Write the data out again, character for character, with no images.

** Begin Records for processing **

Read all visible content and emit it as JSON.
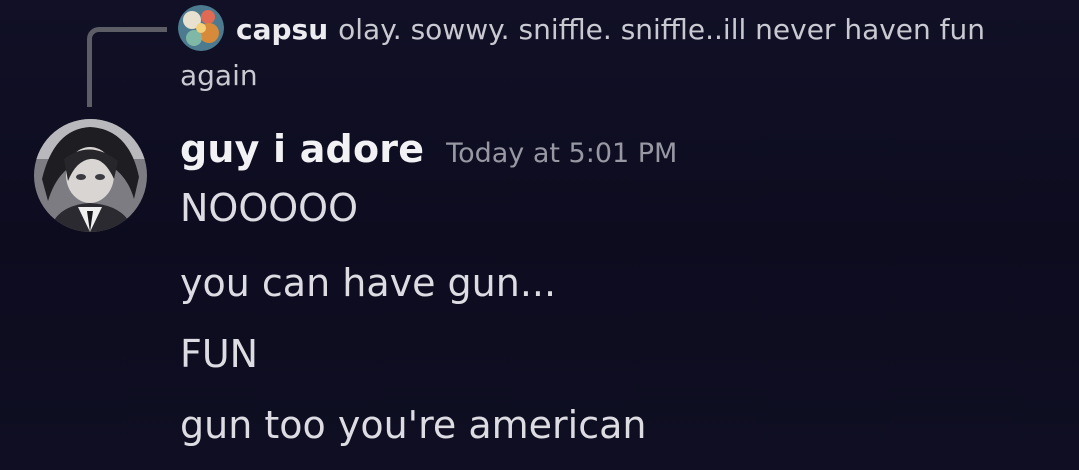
{
  "reply": {
    "author": "capsu",
    "text": "olay. sowwy. sniffle. sniffle..ill never haven fun again",
    "avatar_icon": "reply-avatar-icon"
  },
  "message": {
    "author": "guy i adore",
    "timestamp": "Today at 5:01 PM",
    "avatar_icon": "author-avatar-icon",
    "lines": [
      "NOOOOO",
      "you can have gun...",
      "FUN",
      "gun too you're american"
    ]
  },
  "colors": {
    "background": "#0f0e22",
    "username": "#f2f2f5",
    "message_text": "#dcdce2",
    "timestamp": "#9798a3",
    "reply_spine": "#5d5d66"
  }
}
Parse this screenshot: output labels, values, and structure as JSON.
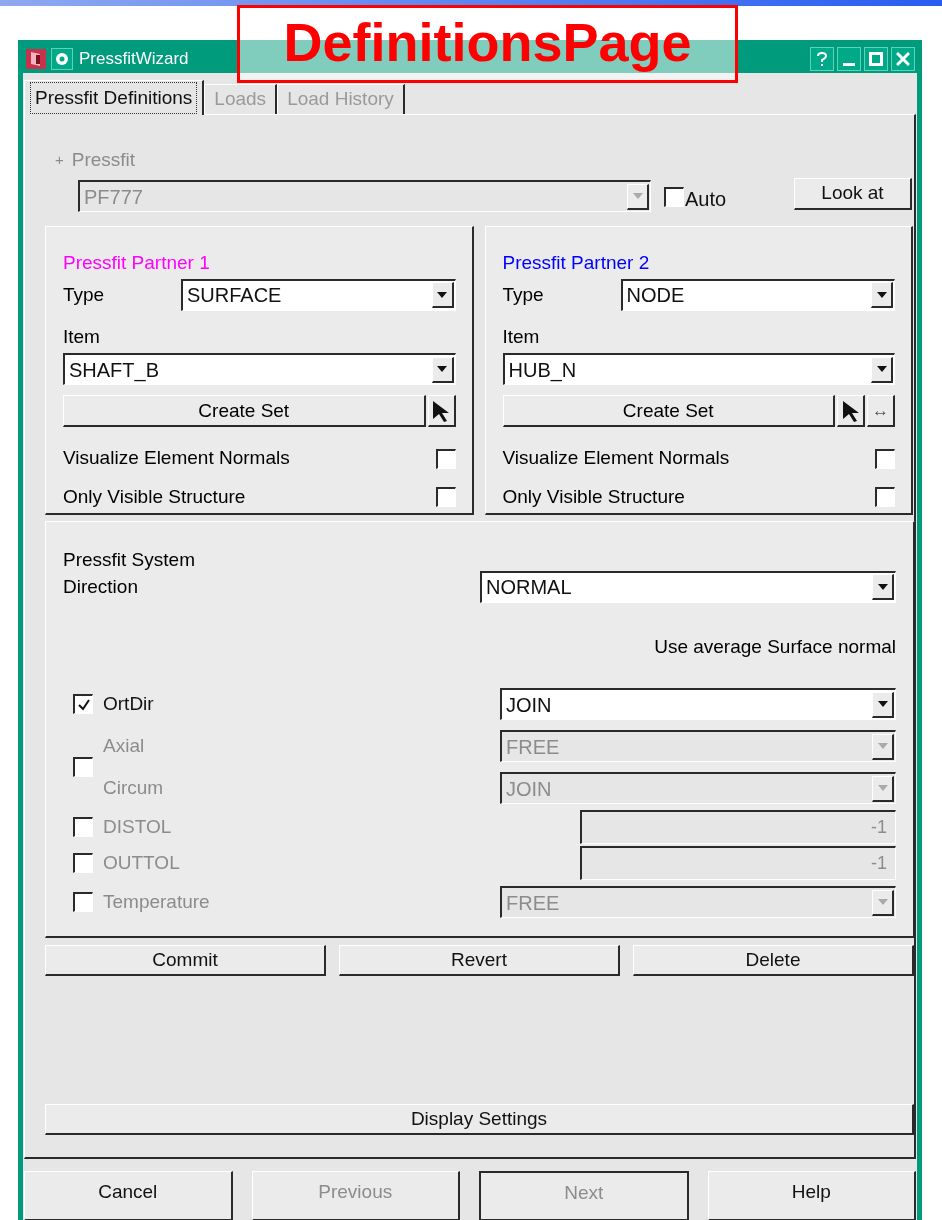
{
  "annotation": {
    "label": "DefinitionsPage"
  },
  "window": {
    "title": "PressfitWizard"
  },
  "tabs": [
    {
      "label": "Pressfit Definitions",
      "selected": true,
      "disabled": false
    },
    {
      "label": "Loads",
      "selected": false,
      "disabled": true
    },
    {
      "label": "Load History",
      "selected": false,
      "disabled": true
    }
  ],
  "pressfit": {
    "expander": "+",
    "label": "Pressfit",
    "value": "PF777",
    "disabled": true,
    "auto": {
      "label": "Auto",
      "checked": false
    },
    "look_at": "Look at"
  },
  "partners": [
    {
      "title": "Pressfit Partner 1",
      "color": "#ff00ff",
      "type_label": "Type",
      "type_value": "SURFACE",
      "item_label": "Item",
      "item_value": "SHAFT_B",
      "create_set": "Create Set",
      "tools": [
        {
          "kind": "pick"
        }
      ],
      "options": [
        {
          "label": "Visualize Element Normals",
          "checked": false
        },
        {
          "label": "Only Visible Structure",
          "checked": false
        }
      ]
    },
    {
      "title": "Pressfit Partner 2",
      "color": "#0000ff",
      "type_label": "Type",
      "type_value": "NODE",
      "item_label": "Item",
      "item_value": "HUB_N",
      "create_set": "Create Set",
      "tools": [
        {
          "kind": "pick"
        },
        {
          "kind": "swap",
          "label": "↔"
        }
      ],
      "options": [
        {
          "label": "Visualize Element Normals",
          "checked": false
        },
        {
          "label": "Only Visible Structure",
          "checked": false
        }
      ]
    }
  ],
  "system": {
    "title": "Pressfit System",
    "direction_label": "Direction",
    "direction_value": "NORMAL",
    "note": "Use average Surface normal",
    "rows": [
      {
        "kind": "select",
        "label": "OrtDir",
        "checked": true,
        "disabled": false,
        "value": "JOIN"
      },
      {
        "kind": "pair",
        "checked": false,
        "disabled": true,
        "items": [
          {
            "label": "Axial",
            "value": "FREE"
          },
          {
            "label": "Circum",
            "value": "JOIN"
          }
        ]
      },
      {
        "kind": "number",
        "label": "DISTOL",
        "checked": false,
        "disabled": true,
        "value": "-1"
      },
      {
        "kind": "number",
        "label": "OUTTOL",
        "checked": false,
        "disabled": true,
        "value": "-1"
      },
      {
        "kind": "select",
        "label": "Temperature",
        "checked": false,
        "disabled": true,
        "value": "FREE"
      }
    ]
  },
  "actions": [
    "Commit",
    "Revert",
    "Delete"
  ],
  "display_settings": "Display Settings",
  "footer": [
    {
      "label": "Cancel",
      "disabled": false,
      "default": false
    },
    {
      "label": "Previous",
      "disabled": true,
      "default": false
    },
    {
      "label": "Next",
      "disabled": true,
      "default": true
    },
    {
      "label": "Help",
      "disabled": false,
      "default": false
    }
  ]
}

** End Records for processing **

Full output:
Read all visible content and emit it as JSON.
{
  "reply": {
    "author": "capsu",
    "text": "olay. sowwy. sniffle. sniffle..ill never haven fun again",
    "avatar_icon": "reply-avatar-icon"
  },
  "message": {
    "author": "guy i adore",
    "timestamp": "Today at 5:01 PM",
    "avatar_icon": "author-avatar-icon",
    "lines": [
      "NOOOOO",
      "you can have gun...",
      "FUN",
      "gun too you're american"
    ]
  },
  "colors": {
    "background": "#0f0e22",
    "username": "#f2f2f5",
    "message_text": "#dcdce2",
    "timestamp": "#9798a3",
    "reply_spine": "#5d5d66"
  }
}
Parse this screenshot: output labels, values, and structure as JSON.
{
  "annotation": {
    "label": "DefinitionsPage"
  },
  "window": {
    "title": "PressfitWizard"
  },
  "tabs": [
    {
      "label": "Pressfit Definitions",
      "selected": true,
      "disabled": false
    },
    {
      "label": "Loads",
      "selected": false,
      "disabled": true
    },
    {
      "label": "Load History",
      "selected": false,
      "disabled": true
    }
  ],
  "pressfit": {
    "expander": "+",
    "label": "Pressfit",
    "value": "PF777",
    "disabled": true,
    "auto": {
      "label": "Auto",
      "checked": false
    },
    "look_at": "Look at"
  },
  "partners": [
    {
      "title": "Pressfit Partner 1",
      "color": "#ff00ff",
      "type_label": "Type",
      "type_value": "SURFACE",
      "item_label": "Item",
      "item_value": "SHAFT_B",
      "create_set": "Create Set",
      "tools": [
        {
          "kind": "pick"
        }
      ],
      "options": [
        {
          "label": "Visualize Element Normals",
          "checked": false
        },
        {
          "label": "Only Visible Structure",
          "checked": false
        }
      ]
    },
    {
      "title": "Pressfit Partner 2",
      "color": "#0000ff",
      "type_label": "Type",
      "type_value": "NODE",
      "item_label": "Item",
      "item_value": "HUB_N",
      "create_set": "Create Set",
      "tools": [
        {
          "kind": "pick"
        },
        {
          "kind": "swap",
          "label": "↔"
        }
      ],
      "options": [
        {
          "label": "Visualize Element Normals",
          "checked": false
        },
        {
          "label": "Only Visible Structure",
          "checked": false
        }
      ]
    }
  ],
  "system": {
    "title": "Pressfit System",
    "direction_label": "Direction",
    "direction_value": "NORMAL",
    "note": "Use average Surface normal",
    "rows": [
      {
        "kind": "select",
        "label": "OrtDir",
        "checked": true,
        "disabled": false,
        "value": "JOIN"
      },
      {
        "kind": "pair",
        "checked": false,
        "disabled": true,
        "items": [
          {
            "label": "Axial",
            "value": "FREE"
          },
          {
            "label": "Circum",
            "value": "JOIN"
          }
        ]
      },
      {
        "kind": "number",
        "label": "DISTOL",
        "checked": false,
        "disabled": true,
        "value": "-1"
      },
      {
        "kind": "number",
        "label": "OUTTOL",
        "checked": false,
        "disabled": true,
        "value": "-1"
      },
      {
        "kind": "select",
        "label": "Temperature",
        "checked": false,
        "disabled": true,
        "value": "FREE"
      }
    ]
  },
  "actions": [
    "Commit",
    "Revert",
    "Delete"
  ],
  "display_settings": "Display Settings",
  "footer": [
    {
      "label": "Cancel",
      "disabled": false,
      "default": false
    },
    {
      "label": "Previous",
      "disabled": true,
      "default": false
    },
    {
      "label": "Next",
      "disabled": true,
      "default": true
    },
    {
      "label": "Help",
      "disabled": false,
      "default": false
    }
  ]
}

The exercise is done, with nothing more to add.